* Task description
Find every line of the listing below where "points" appears, and copy it.

* Recorded data
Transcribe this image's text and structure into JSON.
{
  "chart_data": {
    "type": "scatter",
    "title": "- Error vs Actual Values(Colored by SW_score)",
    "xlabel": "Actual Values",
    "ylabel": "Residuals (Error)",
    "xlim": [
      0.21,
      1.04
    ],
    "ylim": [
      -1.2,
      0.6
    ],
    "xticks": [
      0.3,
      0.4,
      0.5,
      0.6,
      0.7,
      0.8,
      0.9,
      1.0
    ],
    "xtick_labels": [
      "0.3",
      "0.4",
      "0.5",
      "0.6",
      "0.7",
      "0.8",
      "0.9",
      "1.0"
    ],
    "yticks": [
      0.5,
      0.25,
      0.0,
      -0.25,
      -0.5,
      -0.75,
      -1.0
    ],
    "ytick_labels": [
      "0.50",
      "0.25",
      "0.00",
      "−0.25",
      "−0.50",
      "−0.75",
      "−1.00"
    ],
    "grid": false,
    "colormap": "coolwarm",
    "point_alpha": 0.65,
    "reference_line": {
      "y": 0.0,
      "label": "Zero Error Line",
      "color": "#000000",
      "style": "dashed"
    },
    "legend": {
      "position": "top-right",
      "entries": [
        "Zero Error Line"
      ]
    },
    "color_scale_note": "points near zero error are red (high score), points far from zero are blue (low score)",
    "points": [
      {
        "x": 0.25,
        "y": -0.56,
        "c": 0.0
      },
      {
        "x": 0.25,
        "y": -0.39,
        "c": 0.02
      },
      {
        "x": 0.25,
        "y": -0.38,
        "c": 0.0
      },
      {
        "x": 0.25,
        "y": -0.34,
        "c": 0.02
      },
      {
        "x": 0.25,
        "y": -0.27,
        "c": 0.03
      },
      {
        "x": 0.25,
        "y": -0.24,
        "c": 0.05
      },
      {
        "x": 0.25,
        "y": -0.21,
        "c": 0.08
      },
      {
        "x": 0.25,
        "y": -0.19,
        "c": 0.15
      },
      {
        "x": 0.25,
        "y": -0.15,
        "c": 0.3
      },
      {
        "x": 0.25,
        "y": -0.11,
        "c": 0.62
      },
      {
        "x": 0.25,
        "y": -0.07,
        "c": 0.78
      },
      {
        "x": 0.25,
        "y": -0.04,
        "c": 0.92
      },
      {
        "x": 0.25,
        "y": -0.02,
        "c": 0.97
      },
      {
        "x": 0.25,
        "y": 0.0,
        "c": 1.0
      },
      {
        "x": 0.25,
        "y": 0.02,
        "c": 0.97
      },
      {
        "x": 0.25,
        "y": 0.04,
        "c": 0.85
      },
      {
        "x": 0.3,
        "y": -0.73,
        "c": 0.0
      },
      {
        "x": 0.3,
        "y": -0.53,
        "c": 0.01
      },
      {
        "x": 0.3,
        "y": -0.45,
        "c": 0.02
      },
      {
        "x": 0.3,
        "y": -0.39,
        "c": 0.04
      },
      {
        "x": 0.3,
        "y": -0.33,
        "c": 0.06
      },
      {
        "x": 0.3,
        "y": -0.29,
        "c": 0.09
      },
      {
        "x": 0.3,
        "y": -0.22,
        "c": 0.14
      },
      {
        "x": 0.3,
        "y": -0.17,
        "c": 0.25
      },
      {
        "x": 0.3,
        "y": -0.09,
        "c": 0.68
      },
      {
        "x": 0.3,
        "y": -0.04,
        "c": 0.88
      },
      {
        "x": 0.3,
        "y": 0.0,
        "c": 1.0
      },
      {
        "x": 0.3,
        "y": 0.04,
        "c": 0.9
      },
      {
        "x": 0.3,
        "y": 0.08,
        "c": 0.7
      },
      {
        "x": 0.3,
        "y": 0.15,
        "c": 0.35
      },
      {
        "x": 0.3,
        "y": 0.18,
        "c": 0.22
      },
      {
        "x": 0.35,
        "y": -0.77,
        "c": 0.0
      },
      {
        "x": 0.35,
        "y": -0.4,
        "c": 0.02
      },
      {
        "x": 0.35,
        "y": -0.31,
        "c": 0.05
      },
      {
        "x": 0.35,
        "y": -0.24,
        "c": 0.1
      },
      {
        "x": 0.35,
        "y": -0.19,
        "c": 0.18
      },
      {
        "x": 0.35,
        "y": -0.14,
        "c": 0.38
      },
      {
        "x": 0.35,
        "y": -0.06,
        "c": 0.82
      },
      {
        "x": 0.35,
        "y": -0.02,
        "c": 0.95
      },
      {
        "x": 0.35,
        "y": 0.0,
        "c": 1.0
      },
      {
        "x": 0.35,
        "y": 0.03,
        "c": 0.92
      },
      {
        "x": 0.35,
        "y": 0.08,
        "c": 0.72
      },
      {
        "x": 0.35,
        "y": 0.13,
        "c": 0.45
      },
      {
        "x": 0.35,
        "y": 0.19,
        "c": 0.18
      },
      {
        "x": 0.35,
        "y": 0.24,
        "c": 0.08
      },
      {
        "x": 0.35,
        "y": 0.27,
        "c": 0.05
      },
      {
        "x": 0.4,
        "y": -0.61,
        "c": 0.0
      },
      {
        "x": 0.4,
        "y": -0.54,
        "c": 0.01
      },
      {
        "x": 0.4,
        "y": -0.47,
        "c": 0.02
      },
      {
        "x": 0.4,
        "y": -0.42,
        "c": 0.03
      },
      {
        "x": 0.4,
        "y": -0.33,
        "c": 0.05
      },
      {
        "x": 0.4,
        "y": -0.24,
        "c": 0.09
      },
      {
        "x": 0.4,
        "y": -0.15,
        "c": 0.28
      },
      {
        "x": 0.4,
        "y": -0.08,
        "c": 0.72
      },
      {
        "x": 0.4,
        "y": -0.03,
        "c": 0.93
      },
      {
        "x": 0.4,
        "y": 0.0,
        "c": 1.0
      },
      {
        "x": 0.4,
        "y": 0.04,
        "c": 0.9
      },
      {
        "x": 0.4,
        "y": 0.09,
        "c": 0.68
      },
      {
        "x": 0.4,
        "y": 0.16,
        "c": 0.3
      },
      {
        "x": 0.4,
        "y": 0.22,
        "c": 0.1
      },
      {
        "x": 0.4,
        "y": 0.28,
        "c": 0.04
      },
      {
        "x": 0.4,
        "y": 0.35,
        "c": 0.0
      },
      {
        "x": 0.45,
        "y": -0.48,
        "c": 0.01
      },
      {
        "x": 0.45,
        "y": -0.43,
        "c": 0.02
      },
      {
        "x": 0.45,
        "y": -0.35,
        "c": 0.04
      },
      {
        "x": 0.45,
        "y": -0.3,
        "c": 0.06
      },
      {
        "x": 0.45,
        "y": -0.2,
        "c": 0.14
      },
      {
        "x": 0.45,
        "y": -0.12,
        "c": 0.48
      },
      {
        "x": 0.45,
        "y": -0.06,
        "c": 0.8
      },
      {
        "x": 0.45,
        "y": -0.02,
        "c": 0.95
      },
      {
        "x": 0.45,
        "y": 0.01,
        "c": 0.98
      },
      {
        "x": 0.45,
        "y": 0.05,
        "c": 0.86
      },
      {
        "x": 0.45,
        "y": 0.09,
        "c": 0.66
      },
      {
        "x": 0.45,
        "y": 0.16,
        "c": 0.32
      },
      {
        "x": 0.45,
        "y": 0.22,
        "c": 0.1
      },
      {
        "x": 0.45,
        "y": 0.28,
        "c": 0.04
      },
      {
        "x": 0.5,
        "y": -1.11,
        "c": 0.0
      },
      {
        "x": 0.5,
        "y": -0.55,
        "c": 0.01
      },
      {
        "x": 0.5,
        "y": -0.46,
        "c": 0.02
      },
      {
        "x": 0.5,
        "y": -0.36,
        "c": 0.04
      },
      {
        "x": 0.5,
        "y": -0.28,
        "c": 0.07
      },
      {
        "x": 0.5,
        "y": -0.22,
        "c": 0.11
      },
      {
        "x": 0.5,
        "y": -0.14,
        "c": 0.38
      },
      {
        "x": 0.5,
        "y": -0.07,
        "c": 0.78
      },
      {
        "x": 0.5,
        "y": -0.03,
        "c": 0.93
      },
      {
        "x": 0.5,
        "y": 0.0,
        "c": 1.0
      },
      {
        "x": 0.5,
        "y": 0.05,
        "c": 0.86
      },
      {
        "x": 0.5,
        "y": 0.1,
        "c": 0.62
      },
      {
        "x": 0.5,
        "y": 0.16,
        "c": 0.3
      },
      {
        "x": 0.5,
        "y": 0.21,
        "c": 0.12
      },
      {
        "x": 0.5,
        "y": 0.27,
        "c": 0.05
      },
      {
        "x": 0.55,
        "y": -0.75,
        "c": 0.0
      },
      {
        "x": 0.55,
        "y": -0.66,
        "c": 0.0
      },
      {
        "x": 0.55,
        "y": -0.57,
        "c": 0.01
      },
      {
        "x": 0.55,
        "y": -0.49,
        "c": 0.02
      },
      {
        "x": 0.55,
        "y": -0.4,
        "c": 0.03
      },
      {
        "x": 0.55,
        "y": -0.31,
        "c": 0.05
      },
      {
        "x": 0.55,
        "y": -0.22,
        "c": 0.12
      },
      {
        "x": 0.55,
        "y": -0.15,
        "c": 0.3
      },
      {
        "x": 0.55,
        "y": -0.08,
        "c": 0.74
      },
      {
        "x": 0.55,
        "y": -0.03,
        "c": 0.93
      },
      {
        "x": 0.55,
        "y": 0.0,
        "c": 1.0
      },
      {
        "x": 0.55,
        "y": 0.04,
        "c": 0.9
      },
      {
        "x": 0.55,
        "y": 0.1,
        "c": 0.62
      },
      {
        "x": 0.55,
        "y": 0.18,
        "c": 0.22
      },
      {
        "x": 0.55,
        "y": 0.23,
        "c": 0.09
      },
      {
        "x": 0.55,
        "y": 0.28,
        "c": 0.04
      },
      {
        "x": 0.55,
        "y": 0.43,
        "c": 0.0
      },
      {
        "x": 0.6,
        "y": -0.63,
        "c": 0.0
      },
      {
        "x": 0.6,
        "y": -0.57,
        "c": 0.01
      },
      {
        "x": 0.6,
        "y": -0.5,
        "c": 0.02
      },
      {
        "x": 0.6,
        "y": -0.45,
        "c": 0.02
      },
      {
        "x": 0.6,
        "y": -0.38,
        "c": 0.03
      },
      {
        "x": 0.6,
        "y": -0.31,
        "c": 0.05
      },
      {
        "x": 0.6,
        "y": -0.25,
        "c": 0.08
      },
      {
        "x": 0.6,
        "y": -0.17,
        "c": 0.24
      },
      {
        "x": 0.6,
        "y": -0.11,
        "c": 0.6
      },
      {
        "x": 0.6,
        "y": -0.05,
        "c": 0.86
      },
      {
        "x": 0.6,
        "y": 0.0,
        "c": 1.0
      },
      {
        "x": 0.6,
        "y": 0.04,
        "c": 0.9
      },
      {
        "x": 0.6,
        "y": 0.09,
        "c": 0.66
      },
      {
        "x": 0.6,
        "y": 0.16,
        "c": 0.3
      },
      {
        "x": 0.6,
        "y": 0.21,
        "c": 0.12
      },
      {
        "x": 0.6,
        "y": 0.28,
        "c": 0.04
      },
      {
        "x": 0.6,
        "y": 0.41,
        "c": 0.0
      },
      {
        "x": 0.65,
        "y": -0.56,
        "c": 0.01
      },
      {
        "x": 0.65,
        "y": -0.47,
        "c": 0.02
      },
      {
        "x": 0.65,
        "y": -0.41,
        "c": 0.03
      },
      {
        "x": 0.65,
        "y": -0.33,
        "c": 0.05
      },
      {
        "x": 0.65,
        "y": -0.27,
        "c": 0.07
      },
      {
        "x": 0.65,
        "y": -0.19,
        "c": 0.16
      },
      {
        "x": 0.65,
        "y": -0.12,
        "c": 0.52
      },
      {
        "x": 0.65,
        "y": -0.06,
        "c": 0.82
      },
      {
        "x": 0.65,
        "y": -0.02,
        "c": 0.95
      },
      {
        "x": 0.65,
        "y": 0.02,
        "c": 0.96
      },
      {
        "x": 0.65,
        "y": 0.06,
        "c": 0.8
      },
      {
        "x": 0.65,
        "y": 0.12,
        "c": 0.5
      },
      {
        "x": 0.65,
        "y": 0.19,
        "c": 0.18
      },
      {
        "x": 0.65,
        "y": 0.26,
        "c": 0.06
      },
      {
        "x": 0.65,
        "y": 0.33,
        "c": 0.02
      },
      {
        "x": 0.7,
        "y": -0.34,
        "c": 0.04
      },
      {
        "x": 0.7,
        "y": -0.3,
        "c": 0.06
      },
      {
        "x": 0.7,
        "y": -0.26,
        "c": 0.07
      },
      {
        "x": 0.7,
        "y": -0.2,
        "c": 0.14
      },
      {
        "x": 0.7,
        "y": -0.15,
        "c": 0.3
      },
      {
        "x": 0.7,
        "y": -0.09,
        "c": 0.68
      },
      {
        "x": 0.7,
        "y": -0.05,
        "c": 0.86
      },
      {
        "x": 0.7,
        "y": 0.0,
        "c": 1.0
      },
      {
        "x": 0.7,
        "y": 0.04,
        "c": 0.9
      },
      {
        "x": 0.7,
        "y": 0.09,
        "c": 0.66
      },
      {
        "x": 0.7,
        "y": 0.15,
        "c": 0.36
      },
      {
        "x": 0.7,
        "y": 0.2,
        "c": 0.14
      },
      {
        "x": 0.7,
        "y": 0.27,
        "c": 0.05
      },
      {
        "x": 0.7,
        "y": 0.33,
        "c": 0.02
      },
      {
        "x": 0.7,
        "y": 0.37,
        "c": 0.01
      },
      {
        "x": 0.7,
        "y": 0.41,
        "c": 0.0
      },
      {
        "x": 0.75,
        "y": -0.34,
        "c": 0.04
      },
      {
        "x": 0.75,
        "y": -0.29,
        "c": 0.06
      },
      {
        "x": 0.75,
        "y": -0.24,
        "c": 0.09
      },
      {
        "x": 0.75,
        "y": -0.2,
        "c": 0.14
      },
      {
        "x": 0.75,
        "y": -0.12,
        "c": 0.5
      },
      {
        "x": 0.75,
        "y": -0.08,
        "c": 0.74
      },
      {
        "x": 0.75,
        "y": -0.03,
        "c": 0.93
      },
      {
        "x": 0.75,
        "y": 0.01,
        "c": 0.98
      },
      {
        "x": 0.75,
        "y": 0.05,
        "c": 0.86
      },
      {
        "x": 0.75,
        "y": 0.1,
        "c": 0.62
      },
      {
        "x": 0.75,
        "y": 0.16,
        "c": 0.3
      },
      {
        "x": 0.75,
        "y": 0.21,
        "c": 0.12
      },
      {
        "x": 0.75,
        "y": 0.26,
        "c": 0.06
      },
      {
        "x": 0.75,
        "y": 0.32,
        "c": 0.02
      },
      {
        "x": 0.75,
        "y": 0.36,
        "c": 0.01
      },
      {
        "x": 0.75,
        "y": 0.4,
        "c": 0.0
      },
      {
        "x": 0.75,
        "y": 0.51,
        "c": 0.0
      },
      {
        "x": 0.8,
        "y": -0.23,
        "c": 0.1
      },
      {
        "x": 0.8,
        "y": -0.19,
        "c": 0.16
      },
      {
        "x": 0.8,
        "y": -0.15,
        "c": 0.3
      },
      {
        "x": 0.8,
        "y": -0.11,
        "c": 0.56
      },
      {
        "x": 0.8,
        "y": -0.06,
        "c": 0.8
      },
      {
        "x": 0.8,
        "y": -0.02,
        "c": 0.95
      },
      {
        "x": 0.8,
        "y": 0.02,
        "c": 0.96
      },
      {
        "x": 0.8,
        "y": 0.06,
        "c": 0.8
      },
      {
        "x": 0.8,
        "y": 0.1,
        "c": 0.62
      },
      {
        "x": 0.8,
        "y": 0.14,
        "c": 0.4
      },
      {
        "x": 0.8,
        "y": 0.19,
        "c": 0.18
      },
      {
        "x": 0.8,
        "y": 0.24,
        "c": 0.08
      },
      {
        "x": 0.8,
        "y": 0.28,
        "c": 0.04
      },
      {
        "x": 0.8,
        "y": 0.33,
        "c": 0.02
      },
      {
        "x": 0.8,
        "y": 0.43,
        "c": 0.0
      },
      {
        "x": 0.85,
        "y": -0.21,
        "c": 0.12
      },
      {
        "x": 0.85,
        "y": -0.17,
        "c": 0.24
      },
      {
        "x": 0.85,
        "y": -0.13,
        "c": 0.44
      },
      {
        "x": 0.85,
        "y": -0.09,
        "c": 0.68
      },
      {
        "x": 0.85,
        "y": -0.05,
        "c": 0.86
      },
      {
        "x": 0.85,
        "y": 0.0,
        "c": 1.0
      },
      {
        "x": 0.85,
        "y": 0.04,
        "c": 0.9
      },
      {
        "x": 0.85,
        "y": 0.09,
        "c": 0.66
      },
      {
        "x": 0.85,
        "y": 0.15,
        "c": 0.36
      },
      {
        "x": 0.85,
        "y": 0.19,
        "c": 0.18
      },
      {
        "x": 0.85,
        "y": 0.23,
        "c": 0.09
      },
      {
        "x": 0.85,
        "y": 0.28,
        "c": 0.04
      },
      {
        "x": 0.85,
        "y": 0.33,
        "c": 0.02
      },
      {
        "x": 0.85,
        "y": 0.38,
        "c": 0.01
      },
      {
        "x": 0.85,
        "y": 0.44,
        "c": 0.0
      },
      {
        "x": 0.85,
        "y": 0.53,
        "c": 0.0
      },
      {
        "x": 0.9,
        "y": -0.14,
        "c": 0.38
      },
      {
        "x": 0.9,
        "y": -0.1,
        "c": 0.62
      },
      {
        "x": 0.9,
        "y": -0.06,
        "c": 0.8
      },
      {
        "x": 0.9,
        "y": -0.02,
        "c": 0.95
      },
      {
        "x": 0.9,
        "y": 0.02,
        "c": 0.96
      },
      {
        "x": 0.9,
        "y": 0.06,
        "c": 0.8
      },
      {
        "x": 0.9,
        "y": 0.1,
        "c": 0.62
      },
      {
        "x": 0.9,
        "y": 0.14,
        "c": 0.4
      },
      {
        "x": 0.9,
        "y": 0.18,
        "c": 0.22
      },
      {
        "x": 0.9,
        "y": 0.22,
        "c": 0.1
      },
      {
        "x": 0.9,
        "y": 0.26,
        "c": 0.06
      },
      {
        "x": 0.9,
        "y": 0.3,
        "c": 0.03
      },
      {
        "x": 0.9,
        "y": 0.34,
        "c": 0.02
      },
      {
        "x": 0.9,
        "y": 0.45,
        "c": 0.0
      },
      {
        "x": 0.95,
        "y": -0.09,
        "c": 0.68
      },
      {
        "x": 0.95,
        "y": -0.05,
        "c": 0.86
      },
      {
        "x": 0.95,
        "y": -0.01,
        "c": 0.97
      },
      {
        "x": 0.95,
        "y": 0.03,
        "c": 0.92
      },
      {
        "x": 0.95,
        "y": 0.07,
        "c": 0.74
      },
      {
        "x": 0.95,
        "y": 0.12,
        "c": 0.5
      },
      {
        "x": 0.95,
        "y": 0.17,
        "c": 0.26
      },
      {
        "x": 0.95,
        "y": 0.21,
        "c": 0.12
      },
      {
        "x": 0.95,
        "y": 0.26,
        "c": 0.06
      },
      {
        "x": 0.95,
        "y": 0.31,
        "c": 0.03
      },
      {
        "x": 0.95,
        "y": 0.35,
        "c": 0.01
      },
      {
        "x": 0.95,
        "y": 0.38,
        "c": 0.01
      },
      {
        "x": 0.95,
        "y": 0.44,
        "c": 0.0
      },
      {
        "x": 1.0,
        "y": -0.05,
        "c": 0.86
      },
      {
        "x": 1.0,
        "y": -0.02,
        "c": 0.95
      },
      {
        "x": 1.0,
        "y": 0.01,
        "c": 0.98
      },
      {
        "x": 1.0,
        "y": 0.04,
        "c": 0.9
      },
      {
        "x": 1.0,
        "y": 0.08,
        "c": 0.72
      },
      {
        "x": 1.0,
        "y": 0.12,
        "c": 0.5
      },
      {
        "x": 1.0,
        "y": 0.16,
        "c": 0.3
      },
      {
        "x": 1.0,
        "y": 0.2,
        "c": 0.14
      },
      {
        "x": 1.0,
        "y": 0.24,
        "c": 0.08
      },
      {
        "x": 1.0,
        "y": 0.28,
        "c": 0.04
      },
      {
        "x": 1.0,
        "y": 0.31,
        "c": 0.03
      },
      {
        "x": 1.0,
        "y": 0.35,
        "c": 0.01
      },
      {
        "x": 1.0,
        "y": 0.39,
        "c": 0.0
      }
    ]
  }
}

* Response to the task
    "color_scale_note": "points near zero error are red (high score), points far from zero are blue (low score)",
    "points": [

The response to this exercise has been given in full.